**Goal:**
Can you quote the records below in full, word for word?

**Data entries:**
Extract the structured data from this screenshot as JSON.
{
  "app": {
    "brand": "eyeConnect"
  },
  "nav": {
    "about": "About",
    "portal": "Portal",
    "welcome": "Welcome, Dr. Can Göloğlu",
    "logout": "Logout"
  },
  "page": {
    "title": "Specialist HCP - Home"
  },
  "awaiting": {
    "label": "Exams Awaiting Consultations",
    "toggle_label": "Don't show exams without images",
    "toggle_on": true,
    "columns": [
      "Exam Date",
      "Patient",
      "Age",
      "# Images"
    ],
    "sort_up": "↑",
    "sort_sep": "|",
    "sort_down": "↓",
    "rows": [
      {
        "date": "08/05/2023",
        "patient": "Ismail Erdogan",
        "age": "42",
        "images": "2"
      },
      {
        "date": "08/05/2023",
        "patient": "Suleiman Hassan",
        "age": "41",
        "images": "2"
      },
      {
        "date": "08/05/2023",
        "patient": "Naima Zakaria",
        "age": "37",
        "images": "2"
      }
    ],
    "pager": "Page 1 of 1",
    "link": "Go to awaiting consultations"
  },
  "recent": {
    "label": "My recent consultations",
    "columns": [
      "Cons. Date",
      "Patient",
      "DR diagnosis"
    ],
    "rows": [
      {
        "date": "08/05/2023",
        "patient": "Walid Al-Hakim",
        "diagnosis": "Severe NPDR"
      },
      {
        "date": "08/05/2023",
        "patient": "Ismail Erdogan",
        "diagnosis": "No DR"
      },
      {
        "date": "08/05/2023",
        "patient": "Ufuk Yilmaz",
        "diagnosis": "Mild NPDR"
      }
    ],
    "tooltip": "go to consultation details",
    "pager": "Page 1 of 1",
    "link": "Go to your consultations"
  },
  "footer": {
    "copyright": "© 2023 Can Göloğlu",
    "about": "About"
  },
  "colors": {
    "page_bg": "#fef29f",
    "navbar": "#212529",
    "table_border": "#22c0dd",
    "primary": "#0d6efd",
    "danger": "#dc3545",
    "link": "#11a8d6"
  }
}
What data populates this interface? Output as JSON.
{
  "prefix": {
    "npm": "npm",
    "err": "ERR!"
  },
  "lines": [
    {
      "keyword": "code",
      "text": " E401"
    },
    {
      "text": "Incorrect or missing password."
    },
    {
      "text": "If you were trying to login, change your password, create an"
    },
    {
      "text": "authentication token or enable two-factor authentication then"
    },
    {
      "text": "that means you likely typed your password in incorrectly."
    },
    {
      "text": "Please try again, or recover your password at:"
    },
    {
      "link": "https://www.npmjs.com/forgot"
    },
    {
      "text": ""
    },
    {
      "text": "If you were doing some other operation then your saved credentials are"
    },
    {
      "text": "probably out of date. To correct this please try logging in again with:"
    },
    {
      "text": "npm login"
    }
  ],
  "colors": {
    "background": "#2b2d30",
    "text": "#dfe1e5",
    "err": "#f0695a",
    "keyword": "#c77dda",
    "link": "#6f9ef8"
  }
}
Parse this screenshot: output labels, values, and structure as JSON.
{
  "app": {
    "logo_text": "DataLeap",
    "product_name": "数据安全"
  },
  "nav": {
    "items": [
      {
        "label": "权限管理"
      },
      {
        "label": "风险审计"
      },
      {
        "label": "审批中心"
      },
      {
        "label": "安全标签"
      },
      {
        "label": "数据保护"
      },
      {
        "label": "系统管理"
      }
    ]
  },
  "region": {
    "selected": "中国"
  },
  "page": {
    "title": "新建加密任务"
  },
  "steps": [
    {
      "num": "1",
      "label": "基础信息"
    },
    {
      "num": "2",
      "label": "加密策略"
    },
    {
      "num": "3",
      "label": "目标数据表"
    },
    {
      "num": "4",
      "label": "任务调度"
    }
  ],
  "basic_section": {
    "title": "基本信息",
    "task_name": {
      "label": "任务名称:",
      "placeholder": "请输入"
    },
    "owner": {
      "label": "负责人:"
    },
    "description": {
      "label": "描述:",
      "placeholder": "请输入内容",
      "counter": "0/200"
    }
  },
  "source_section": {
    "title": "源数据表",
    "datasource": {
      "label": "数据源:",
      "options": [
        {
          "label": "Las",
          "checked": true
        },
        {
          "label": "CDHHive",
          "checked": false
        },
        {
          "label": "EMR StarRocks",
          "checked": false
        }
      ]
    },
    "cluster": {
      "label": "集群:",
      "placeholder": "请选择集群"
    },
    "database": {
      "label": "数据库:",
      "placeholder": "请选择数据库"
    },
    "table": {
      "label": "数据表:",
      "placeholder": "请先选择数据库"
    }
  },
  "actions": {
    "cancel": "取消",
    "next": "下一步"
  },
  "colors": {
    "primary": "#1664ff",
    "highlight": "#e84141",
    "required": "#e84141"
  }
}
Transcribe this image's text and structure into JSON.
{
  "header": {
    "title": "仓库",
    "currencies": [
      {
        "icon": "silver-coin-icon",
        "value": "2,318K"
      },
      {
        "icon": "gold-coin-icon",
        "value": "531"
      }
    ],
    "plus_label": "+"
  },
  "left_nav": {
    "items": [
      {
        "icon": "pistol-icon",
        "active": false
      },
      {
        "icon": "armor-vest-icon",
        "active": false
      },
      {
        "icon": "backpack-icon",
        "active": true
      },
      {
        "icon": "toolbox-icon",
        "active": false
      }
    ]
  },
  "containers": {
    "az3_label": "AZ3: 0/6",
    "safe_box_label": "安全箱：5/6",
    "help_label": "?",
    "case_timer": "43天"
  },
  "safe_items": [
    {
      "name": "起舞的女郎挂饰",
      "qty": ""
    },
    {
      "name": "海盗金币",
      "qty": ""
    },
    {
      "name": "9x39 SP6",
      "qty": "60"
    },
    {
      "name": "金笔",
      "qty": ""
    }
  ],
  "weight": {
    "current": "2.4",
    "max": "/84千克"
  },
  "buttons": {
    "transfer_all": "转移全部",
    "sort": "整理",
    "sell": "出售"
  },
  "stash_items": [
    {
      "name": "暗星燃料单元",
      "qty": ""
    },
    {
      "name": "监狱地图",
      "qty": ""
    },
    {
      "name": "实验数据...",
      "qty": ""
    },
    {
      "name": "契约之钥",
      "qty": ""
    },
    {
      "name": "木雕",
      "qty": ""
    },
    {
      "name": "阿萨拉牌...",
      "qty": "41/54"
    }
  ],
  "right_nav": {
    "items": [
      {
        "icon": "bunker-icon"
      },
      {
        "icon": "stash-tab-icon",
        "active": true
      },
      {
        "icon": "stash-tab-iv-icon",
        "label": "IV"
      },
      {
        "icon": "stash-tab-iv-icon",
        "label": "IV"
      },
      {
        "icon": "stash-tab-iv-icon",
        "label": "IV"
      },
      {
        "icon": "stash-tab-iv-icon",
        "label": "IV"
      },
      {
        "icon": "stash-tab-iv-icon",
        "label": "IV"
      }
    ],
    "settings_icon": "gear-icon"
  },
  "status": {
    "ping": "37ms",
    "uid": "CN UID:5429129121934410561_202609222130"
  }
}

**Task result:**
Extract the structured data from this screenshot as JSON.
{
  "app": {
    "brand": "eyeConnect"
  },
  "nav": {
    "about": "About",
    "portal": "Portal",
    "welcome": "Welcome, Dr. Can Göloğlu",
    "logout": "Logout"
  },
  "page": {
    "title": "Specialist HCP - Home"
  },
  "awaiting": {
    "label": "Exams Awaiting Consultations",
    "toggle_label": "Don't show exams without images",
    "toggle_on": true,
    "columns": [
      "Exam Date",
      "Patient",
      "Age",
      "# Images"
    ],
    "sort_up": "↑",
    "sort_sep": "|",
    "sort_down": "↓",
    "rows": [
      {
        "date": "08/05/2023",
        "patient": "Ismail Erdogan",
        "age": "42",
        "images": "2"
      },
      {
        "date": "08/05/2023",
        "patient": "Suleiman Hassan",
        "age": "41",
        "images": "2"
      },
      {
        "date": "08/05/2023",
        "patient": "Naima Zakaria",
        "age": "37",
        "images": "2"
      }
    ],
    "pager": "Page 1 of 1",
    "link": "Go to awaiting consultations"
  },
  "recent": {
    "label": "My recent consultations",
    "columns": [
      "Cons. Date",
      "Patient",
      "DR diagnosis"
    ],
    "rows": [
      {
        "date": "08/05/2023",
        "patient": "Walid Al-Hakim",
        "diagnosis": "Severe NPDR"
      },
      {
        "date": "08/05/2023",
        "patient": "Ismail Erdogan",
        "diagnosis": "No DR"
      },
      {
        "date": "08/05/2023",
        "patient": "Ufuk Yilmaz",
        "diagnosis": "Mild NPDR"
      }
    ],
    "tooltip": "go to consultation details",
    "pager": "Page 1 of 1",
    "link": "Go to your consultations"
  },
  "footer": {
    "copyright": "© 2023 Can Göloğlu",
    "about": "About"
  },
  "colors": {
    "page_bg": "#fef29f",
    "navbar": "#212529",
    "table_border": "#22c0dd",
    "primary": "#0d6efd",
    "danger": "#dc3545",
    "link": "#11a8d6"
  }
}
What data populates this interface? Output as JSON.
{
  "prefix": {
    "npm": "npm",
    "err": "ERR!"
  },
  "lines": [
    {
      "keyword": "code",
      "text": " E401"
    },
    {
      "text": "Incorrect or missing password."
    },
    {
      "text": "If you were trying to login, change your password, create an"
    },
    {
      "text": "authentication token or enable two-factor authentication then"
    },
    {
      "text": "that means you likely typed your password in incorrectly."
    },
    {
      "text": "Please try again, or recover your password at:"
    },
    {
      "link": "https://www.npmjs.com/forgot"
    },
    {
      "text": ""
    },
    {
      "text": "If you were doing some other operation then your saved credentials are"
    },
    {
      "text": "probably out of date. To correct this please try logging in again with:"
    },
    {
      "text": "npm login"
    }
  ],
  "colors": {
    "background": "#2b2d30",
    "text": "#dfe1e5",
    "err": "#f0695a",
    "keyword": "#c77dda",
    "link": "#6f9ef8"
  }
}
Parse this screenshot: output labels, values, and structure as JSON.
{
  "app": {
    "logo_text": "DataLeap",
    "product_name": "数据安全"
  },
  "nav": {
    "items": [
      {
        "label": "权限管理"
      },
      {
        "label": "风险审计"
      },
      {
        "label": "审批中心"
      },
      {
        "label": "安全标签"
      },
      {
        "label": "数据保护"
      },
      {
        "label": "系统管理"
      }
    ]
  },
  "region": {
    "selected": "中国"
  },
  "page": {
    "title": "新建加密任务"
  },
  "steps": [
    {
      "num": "1",
      "label": "基础信息"
    },
    {
      "num": "2",
      "label": "加密策略"
    },
    {
      "num": "3",
      "label": "目标数据表"
    },
    {
      "num": "4",
      "label": "任务调度"
    }
  ],
  "basic_section": {
    "title": "基本信息",
    "task_name": {
      "label": "任务名称:",
      "placeholder": "请输入"
    },
    "owner": {
      "label": "负责人:"
    },
    "description": {
      "label": "描述:",
      "placeholder": "请输入内容",
      "counter": "0/200"
    }
  },
  "source_section": {
    "title": "源数据表",
    "datasource": {
      "label": "数据源:",
      "options": [
        {
          "label": "Las",
          "checked": true
        },
        {
          "label": "CDHHive",
          "checked": false
        },
        {
          "label": "EMR StarRocks",
          "checked": false
        }
      ]
    },
    "cluster": {
      "label": "集群:",
      "placeholder": "请选择集群"
    },
    "database": {
      "label": "数据库:",
      "placeholder": "请选择数据库"
    },
    "table": {
      "label": "数据表:",
      "placeholder": "请先选择数据库"
    }
  },
  "actions": {
    "cancel": "取消",
    "next": "下一步"
  },
  "colors": {
    "primary": "#1664ff",
    "highlight": "#e84141",
    "required": "#e84141"
  }
}
Transcribe this image's text and structure into JSON.
{
  "header": {
    "title": "仓库",
    "currencies": [
      {
        "icon": "silver-coin-icon",
        "value": "2,318K"
      },
      {
        "icon": "gold-coin-icon",
        "value": "531"
      }
    ],
    "plus_label": "+"
  },
  "left_nav": {
    "items": [
      {
        "icon": "pistol-icon",
        "active": false
      },
      {
        "icon": "armor-vest-icon",
        "active": false
      },
      {
        "icon": "backpack-icon",
        "active": true
      },
      {
        "icon": "toolbox-icon",
        "active": false
      }
    ]
  },
  "containers": {
    "az3_label": "AZ3: 0/6",
    "safe_box_label": "安全箱：5/6",
    "help_label": "?",
    "case_timer": "43天"
  },
  "safe_items": [
    {
      "name": "起舞的女郎挂饰",
      "qty": ""
    },
    {
      "name": "海盗金币",
      "qty": ""
    },
    {
      "name": "9x39 SP6",
      "qty": "60"
    },
    {
      "name": "金笔",
      "qty": ""
    }
  ],
  "weight": {
    "current": "2.4",
    "max": "/84千克"
  },
  "buttons": {
    "transfer_all": "转移全部",
    "sort": "整理",
    "sell": "出售"
  },
  "stash_items": [
    {
      "name": "暗星燃料单元",
      "qty": ""
    },
    {
      "name": "监狱地图",
      "qty": ""
    },
    {
      "name": "实验数据...",
      "qty": ""
    },
    {
      "name": "契约之钥",
      "qty": ""
    },
    {
      "name": "木雕",
      "qty": ""
    },
    {
      "name": "阿萨拉牌...",
      "qty": "41/54"
    }
  ],
  "right_nav": {
    "items": [
      {
        "icon": "bunker-icon"
      },
      {
        "icon": "stash-tab-icon",
        "active": true
      },
      {
        "icon": "stash-tab-iv-icon",
        "label": "IV"
      },
      {
        "icon": "stash-tab-iv-icon",
        "label": "IV"
      },
      {
        "icon": "stash-tab-iv-icon",
        "label": "IV"
      },
      {
        "icon": "stash-tab-iv-icon",
        "label": "IV"
      },
      {
        "icon": "stash-tab-iv-icon",
        "label": "IV"
      }
    ],
    "settings_icon": "gear-icon"
  },
  "status": {
    "ping": "37ms",
    "uid": "CN UID:5429129121934410561_202609222130"
  }
}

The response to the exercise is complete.